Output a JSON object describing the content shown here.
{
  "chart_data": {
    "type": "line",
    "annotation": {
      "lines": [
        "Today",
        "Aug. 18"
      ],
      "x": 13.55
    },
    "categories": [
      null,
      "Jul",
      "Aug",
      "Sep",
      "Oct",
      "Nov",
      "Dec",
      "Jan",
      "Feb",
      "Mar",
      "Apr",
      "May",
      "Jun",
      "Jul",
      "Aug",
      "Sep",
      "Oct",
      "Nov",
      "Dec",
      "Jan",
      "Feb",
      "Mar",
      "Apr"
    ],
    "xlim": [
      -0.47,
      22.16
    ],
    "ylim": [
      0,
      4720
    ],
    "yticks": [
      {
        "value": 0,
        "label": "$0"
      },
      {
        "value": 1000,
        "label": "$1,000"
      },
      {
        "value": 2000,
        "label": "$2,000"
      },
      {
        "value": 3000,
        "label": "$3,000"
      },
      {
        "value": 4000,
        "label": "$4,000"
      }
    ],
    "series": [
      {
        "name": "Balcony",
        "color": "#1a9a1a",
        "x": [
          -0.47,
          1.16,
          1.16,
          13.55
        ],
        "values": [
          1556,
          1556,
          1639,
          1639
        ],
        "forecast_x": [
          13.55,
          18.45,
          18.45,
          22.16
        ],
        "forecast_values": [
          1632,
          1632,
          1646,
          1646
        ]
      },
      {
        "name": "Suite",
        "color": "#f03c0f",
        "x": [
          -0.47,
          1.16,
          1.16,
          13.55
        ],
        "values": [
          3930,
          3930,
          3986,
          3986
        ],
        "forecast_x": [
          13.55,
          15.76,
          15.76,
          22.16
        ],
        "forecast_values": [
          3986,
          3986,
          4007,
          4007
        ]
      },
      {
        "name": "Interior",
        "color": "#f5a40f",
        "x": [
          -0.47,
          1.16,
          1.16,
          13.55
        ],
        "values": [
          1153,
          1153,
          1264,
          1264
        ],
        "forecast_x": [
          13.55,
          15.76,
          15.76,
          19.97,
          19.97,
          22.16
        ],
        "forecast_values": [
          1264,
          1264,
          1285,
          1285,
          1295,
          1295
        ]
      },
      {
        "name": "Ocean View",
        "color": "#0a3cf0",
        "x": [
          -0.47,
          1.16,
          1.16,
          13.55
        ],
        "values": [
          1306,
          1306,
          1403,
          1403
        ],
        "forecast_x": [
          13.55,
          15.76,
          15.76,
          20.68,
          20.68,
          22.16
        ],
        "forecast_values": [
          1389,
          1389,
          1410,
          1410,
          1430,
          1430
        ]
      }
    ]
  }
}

========================================================================

» What is required: Scan the listing above and identify each line holding the string "name"; copy every such line.

» In response:
        "name": "Balcony",
        "name": "Suite",
        "name": "Interior",
        "name": "Ocean View",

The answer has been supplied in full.